(Figure dataset records)
※ ※ ※

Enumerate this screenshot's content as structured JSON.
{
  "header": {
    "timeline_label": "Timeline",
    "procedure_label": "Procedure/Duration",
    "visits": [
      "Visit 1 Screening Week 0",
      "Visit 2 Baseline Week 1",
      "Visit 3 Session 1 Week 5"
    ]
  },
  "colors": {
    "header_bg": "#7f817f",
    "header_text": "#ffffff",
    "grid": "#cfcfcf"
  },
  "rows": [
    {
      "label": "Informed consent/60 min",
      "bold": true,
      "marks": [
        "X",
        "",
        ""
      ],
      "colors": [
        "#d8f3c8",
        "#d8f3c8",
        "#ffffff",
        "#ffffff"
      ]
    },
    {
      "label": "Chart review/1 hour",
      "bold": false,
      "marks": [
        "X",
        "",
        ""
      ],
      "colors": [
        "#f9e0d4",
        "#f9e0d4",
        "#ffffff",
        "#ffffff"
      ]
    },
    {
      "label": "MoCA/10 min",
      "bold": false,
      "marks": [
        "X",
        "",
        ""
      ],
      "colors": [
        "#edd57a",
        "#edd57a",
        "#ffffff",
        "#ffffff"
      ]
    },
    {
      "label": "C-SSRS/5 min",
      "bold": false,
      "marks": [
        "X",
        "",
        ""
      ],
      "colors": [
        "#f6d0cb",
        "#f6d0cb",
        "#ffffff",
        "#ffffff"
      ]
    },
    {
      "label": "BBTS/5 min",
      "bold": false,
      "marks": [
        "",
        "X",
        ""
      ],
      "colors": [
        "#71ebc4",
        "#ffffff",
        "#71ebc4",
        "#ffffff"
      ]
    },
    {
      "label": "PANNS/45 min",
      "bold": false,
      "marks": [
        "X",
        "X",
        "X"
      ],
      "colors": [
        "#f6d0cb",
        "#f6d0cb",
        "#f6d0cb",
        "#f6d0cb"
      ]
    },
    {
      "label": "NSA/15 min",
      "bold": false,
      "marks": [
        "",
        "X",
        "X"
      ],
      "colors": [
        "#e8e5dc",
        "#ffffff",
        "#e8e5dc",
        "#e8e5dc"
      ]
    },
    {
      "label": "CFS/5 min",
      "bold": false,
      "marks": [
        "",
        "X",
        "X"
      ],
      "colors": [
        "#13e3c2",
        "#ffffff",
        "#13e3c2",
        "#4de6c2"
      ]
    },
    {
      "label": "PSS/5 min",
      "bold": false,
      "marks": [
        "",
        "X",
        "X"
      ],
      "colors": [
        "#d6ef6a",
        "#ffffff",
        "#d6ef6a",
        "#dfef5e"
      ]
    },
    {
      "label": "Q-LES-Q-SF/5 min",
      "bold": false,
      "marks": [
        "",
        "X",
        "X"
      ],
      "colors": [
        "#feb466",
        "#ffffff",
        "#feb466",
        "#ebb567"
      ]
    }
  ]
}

※ ※ ※

- [YOUR OBJECTIVE]: Restate each record exactly as written.

- [RESULT]:
Enumerate this screenshot's content as structured JSON.
{
  "header": {
    "timeline_label": "Timeline",
    "procedure_label": "Procedure/Duration",
    "visits": [
      "Visit 1 Screening Week 0",
      "Visit 2 Baseline Week 1",
      "Visit 3 Session 1 Week 5"
    ]
  },
  "colors": {
    "header_bg": "#7f817f",
    "header_text": "#ffffff",
    "grid": "#cfcfcf"
  },
  "rows": [
    {
      "label": "Informed consent/60 min",
      "bold": true,
      "marks": [
        "X",
        "",
        ""
      ],
      "colors": [
        "#d8f3c8",
        "#d8f3c8",
        "#ffffff",
        "#ffffff"
      ]
    },
    {
      "label": "Chart review/1 hour",
      "bold": false,
      "marks": [
        "X",
        "",
        ""
      ],
      "colors": [
        "#f9e0d4",
        "#f9e0d4",
        "#ffffff",
        "#ffffff"
      ]
    },
    {
      "label": "MoCA/10 min",
      "bold": false,
      "marks": [
        "X",
        "",
        ""
      ],
      "colors": [
        "#edd57a",
        "#edd57a",
        "#ffffff",
        "#ffffff"
      ]
    },
    {
      "label": "C-SSRS/5 min",
      "bold": false,
      "marks": [
        "X",
        "",
        ""
      ],
      "colors": [
        "#f6d0cb",
        "#f6d0cb",
        "#ffffff",
        "#ffffff"
      ]
    },
    {
      "label": "BBTS/5 min",
      "bold": false,
      "marks": [
        "",
        "X",
        ""
      ],
      "colors": [
        "#71ebc4",
        "#ffffff",
        "#71ebc4",
        "#ffffff"
      ]
    },
    {
      "label": "PANNS/45 min",
      "bold": false,
      "marks": [
        "X",
        "X",
        "X"
      ],
      "colors": [
        "#f6d0cb",
        "#f6d0cb",
        "#f6d0cb",
        "#f6d0cb"
      ]
    },
    {
      "label": "NSA/15 min",
      "bold": false,
      "marks": [
        "",
        "X",
        "X"
      ],
      "colors": [
        "#e8e5dc",
        "#ffffff",
        "#e8e5dc",
        "#e8e5dc"
      ]
    },
    {
      "label": "CFS/5 min",
      "bold": false,
      "marks": [
        "",
        "X",
        "X"
      ],
      "colors": [
        "#13e3c2",
        "#ffffff",
        "#13e3c2",
        "#4de6c2"
      ]
    },
    {
      "label": "PSS/5 min",
      "bold": false,
      "marks": [
        "",
        "X",
        "X"
      ],
      "colors": [
        "#d6ef6a",
        "#ffffff",
        "#d6ef6a",
        "#dfef5e"
      ]
    },
    {
      "label": "Q-LES-Q-SF/5 min",
      "bold": false,
      "marks": [
        "",
        "X",
        "X"
      ],
      "colors": [
        "#feb466",
        "#ffffff",
        "#feb466",
        "#ebb567"
      ]
    }
  ]
}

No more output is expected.